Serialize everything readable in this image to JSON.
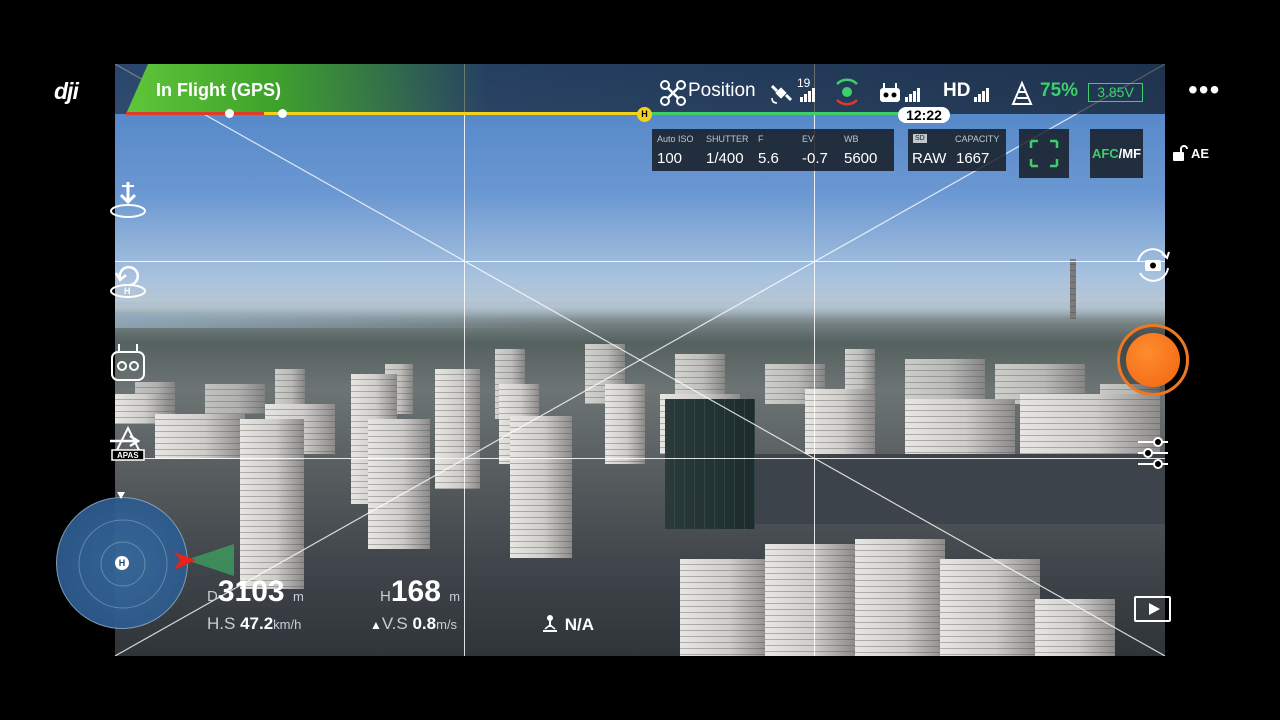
{
  "app": {
    "logo": "dji"
  },
  "status": {
    "flight_mode": "In Flight (GPS)",
    "flight_time": "12:22",
    "home_marker": "H"
  },
  "topbar": {
    "mode": "Position",
    "gps_satellites": "19",
    "remote_label": "",
    "hd_label": "HD",
    "battery_percent": "75%",
    "battery_voltage": "3.85V"
  },
  "camera_params": {
    "iso_label": "Auto ISO",
    "iso_value": "100",
    "shutter_label": "SHUTTER",
    "shutter_value": "1/400",
    "f_label": "F",
    "f_value": "5.6",
    "ev_label": "EV",
    "ev_value": "-0.7",
    "wb_label": "WB",
    "wb_value": "5600",
    "storage_badge": "SD",
    "format_value": "RAW",
    "capacity_label": "CAPACITY",
    "capacity_value": "1667"
  },
  "focus": {
    "afc": "AFC",
    "sep": "/",
    "mf": "MF"
  },
  "exposure_lock": {
    "label": "AE"
  },
  "left_tools": {
    "apas_label": "APAS"
  },
  "radar": {
    "home_marker": "H"
  },
  "telemetry": {
    "distance_label": "D",
    "distance_value": "3103",
    "distance_unit": "m",
    "height_label": "H",
    "height_value": "168",
    "height_unit": "m",
    "hspeed_label": "H.S",
    "hspeed_value": "47.2",
    "hspeed_unit": "km/h",
    "vspeed_label": "V.S",
    "vspeed_value": "0.8",
    "vspeed_unit": "m/s",
    "vision_value": "N/A"
  },
  "colors": {
    "accent_green": "#3ccf6a",
    "flight_green": "#5fc63a",
    "progress_yellow": "#f2d21b",
    "shutter_orange": "#f06512"
  }
}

┄┄┄┄┄┄

■ **DIRECTIONS FOR THIS TASK**:
Repeat all of the records verbatim, leaving out the pictures.

■ **EXERCISE OUTPUT**:
Serialize everything readable in this image to JSON.
{
  "app": {
    "logo": "dji"
  },
  "status": {
    "flight_mode": "In Flight (GPS)",
    "flight_time": "12:22",
    "home_marker": "H"
  },
  "topbar": {
    "mode": "Position",
    "gps_satellites": "19",
    "remote_label": "",
    "hd_label": "HD",
    "battery_percent": "75%",
    "battery_voltage": "3.85V"
  },
  "camera_params": {
    "iso_label": "Auto ISO",
    "iso_value": "100",
    "shutter_label": "SHUTTER",
    "shutter_value": "1/400",
    "f_label": "F",
    "f_value": "5.6",
    "ev_label": "EV",
    "ev_value": "-0.7",
    "wb_label": "WB",
    "wb_value": "5600",
    "storage_badge": "SD",
    "format_value": "RAW",
    "capacity_label": "CAPACITY",
    "capacity_value": "1667"
  },
  "focus": {
    "afc": "AFC",
    "sep": "/",
    "mf": "MF"
  },
  "exposure_lock": {
    "label": "AE"
  },
  "left_tools": {
    "apas_label": "APAS"
  },
  "radar": {
    "home_marker": "H"
  },
  "telemetry": {
    "distance_label": "D",
    "distance_value": "3103",
    "distance_unit": "m",
    "height_label": "H",
    "height_value": "168",
    "height_unit": "m",
    "hspeed_label": "H.S",
    "hspeed_value": "47.2",
    "hspeed_unit": "km/h",
    "vspeed_label": "V.S",
    "vspeed_value": "0.8",
    "vspeed_unit": "m/s",
    "vision_value": "N/A"
  },
  "colors": {
    "accent_green": "#3ccf6a",
    "flight_green": "#5fc63a",
    "progress_yellow": "#f2d21b",
    "shutter_orange": "#f06512"
  }
}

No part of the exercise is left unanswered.